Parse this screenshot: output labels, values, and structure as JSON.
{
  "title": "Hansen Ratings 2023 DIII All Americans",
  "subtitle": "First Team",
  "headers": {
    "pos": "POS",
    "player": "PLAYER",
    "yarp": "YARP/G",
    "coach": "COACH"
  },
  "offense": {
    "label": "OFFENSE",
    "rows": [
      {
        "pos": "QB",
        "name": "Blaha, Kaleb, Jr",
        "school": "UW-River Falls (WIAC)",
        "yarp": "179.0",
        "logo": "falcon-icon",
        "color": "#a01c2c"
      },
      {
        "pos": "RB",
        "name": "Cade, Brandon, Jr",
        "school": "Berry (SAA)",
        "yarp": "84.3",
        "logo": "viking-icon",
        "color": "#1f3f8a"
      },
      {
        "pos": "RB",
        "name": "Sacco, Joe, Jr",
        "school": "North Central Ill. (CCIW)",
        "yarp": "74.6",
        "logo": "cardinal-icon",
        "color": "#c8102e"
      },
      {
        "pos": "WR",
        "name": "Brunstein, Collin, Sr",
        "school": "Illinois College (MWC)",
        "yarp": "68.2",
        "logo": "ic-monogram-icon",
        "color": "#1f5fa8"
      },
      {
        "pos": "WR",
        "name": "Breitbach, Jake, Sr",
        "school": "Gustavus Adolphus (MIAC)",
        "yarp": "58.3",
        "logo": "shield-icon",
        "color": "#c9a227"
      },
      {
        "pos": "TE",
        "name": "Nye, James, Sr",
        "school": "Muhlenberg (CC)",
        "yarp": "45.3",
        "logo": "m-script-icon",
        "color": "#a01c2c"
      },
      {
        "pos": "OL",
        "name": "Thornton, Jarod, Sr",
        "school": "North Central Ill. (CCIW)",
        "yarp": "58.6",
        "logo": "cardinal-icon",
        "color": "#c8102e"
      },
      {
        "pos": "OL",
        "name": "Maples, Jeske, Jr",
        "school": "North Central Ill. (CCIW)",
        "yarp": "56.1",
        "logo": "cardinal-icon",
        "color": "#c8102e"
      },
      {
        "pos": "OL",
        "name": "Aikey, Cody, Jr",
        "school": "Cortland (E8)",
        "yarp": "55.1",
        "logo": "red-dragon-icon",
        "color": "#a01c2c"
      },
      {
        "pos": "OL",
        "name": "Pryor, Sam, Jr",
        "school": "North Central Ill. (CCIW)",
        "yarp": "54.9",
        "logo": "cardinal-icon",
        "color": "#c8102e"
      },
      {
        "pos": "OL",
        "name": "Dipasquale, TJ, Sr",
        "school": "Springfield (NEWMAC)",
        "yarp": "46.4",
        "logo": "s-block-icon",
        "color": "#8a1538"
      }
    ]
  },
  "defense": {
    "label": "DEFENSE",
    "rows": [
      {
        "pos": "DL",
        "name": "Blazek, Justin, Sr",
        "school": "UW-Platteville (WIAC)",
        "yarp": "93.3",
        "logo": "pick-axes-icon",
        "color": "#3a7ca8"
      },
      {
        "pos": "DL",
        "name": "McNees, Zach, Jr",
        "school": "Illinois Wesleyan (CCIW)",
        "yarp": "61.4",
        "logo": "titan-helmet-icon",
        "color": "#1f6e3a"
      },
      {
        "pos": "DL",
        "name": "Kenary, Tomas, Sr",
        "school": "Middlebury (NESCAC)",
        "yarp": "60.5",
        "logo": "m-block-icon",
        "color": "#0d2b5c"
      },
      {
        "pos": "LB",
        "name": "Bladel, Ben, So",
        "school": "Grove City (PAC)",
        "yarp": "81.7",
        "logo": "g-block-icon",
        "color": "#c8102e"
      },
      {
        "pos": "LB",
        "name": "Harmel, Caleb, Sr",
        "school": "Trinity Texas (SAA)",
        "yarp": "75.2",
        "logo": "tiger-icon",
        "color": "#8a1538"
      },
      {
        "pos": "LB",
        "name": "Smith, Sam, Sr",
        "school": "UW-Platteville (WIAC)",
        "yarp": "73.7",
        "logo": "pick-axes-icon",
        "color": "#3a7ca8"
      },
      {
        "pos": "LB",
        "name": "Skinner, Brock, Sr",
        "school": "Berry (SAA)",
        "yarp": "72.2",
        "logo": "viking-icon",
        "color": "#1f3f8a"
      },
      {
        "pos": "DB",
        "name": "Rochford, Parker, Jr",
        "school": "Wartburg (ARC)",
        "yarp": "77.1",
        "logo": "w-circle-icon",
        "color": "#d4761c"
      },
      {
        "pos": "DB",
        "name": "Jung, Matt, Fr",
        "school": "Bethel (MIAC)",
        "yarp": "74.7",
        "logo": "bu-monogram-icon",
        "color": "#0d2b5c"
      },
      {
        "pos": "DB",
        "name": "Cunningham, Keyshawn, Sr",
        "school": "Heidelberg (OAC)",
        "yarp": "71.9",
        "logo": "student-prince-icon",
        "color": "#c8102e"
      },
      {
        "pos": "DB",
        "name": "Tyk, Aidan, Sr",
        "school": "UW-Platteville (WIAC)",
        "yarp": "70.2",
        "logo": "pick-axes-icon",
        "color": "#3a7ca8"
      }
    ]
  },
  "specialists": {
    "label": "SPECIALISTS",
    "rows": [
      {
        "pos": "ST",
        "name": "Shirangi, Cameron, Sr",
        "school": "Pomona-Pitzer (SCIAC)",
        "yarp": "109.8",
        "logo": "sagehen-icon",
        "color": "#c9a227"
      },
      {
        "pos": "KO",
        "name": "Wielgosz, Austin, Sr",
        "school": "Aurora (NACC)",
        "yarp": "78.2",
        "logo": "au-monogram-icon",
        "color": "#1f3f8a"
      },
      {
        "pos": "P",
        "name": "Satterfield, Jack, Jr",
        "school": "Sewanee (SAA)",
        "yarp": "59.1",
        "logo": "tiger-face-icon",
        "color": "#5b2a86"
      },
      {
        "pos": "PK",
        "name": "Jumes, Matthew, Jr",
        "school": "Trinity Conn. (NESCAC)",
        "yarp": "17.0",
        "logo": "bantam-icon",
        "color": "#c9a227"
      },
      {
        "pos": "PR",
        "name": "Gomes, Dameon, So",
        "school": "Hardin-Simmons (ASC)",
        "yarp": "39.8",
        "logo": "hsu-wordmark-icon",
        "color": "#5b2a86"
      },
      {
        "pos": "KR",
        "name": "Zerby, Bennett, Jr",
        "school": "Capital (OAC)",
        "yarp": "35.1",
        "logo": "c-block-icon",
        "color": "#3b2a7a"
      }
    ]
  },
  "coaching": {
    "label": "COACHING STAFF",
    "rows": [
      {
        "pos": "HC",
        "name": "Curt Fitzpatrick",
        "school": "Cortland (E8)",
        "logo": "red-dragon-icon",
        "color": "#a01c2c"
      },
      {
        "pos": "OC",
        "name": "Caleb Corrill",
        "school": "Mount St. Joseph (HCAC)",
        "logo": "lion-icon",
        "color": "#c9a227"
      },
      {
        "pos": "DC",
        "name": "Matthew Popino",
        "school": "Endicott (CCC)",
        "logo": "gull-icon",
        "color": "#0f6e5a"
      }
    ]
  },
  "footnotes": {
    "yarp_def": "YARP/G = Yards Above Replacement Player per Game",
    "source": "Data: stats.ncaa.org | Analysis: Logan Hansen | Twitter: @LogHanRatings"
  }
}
════════════════════
From the listing above, pick out each line where the word "monogram" appears.

        "logo": "ic-monogram-icon",
        "logo": "bu-monogram-icon",
        "logo": "au-monogram-icon",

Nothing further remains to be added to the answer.